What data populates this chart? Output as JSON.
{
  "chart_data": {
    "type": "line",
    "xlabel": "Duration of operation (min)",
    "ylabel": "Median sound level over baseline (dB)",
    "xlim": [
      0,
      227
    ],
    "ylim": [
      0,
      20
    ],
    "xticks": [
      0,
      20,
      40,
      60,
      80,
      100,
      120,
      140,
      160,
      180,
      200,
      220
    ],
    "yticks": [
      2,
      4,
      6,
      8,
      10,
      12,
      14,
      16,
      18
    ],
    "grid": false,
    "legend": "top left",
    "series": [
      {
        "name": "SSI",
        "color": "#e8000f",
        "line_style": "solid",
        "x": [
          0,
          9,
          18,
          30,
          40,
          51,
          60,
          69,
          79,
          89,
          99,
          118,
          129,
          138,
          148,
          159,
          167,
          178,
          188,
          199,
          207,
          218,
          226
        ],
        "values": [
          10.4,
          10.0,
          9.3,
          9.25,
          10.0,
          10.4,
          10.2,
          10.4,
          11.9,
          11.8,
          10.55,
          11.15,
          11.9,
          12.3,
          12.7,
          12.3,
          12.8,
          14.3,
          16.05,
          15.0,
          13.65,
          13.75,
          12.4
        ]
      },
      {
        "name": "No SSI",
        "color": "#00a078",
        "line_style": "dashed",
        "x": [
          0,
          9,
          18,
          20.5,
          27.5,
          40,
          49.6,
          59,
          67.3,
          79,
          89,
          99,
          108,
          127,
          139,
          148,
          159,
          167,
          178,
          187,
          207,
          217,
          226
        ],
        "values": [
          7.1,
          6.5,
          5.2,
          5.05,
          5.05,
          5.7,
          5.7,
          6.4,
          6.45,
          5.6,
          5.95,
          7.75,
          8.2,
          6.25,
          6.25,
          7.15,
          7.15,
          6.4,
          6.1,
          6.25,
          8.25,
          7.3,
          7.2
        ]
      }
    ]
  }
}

Task directions: Reproduce every record above exactly as it appears.

Completed task:
What data populates this chart? Output as JSON.
{
  "chart_data": {
    "type": "line",
    "xlabel": "Duration of operation (min)",
    "ylabel": "Median sound level over baseline (dB)",
    "xlim": [
      0,
      227
    ],
    "ylim": [
      0,
      20
    ],
    "xticks": [
      0,
      20,
      40,
      60,
      80,
      100,
      120,
      140,
      160,
      180,
      200,
      220
    ],
    "yticks": [
      2,
      4,
      6,
      8,
      10,
      12,
      14,
      16,
      18
    ],
    "grid": false,
    "legend": "top left",
    "series": [
      {
        "name": "SSI",
        "color": "#e8000f",
        "line_style": "solid",
        "x": [
          0,
          9,
          18,
          30,
          40,
          51,
          60,
          69,
          79,
          89,
          99,
          118,
          129,
          138,
          148,
          159,
          167,
          178,
          188,
          199,
          207,
          218,
          226
        ],
        "values": [
          10.4,
          10.0,
          9.3,
          9.25,
          10.0,
          10.4,
          10.2,
          10.4,
          11.9,
          11.8,
          10.55,
          11.15,
          11.9,
          12.3,
          12.7,
          12.3,
          12.8,
          14.3,
          16.05,
          15.0,
          13.65,
          13.75,
          12.4
        ]
      },
      {
        "name": "No SSI",
        "color": "#00a078",
        "line_style": "dashed",
        "x": [
          0,
          9,
          18,
          20.5,
          27.5,
          40,
          49.6,
          59,
          67.3,
          79,
          89,
          99,
          108,
          127,
          139,
          148,
          159,
          167,
          178,
          187,
          207,
          217,
          226
        ],
        "values": [
          7.1,
          6.5,
          5.2,
          5.05,
          5.05,
          5.7,
          5.7,
          6.4,
          6.45,
          5.6,
          5.95,
          7.75,
          8.2,
          6.25,
          6.25,
          7.15,
          7.15,
          6.4,
          6.1,
          6.25,
          8.25,
          7.3,
          7.2
        ]
      }
    ]
  }
}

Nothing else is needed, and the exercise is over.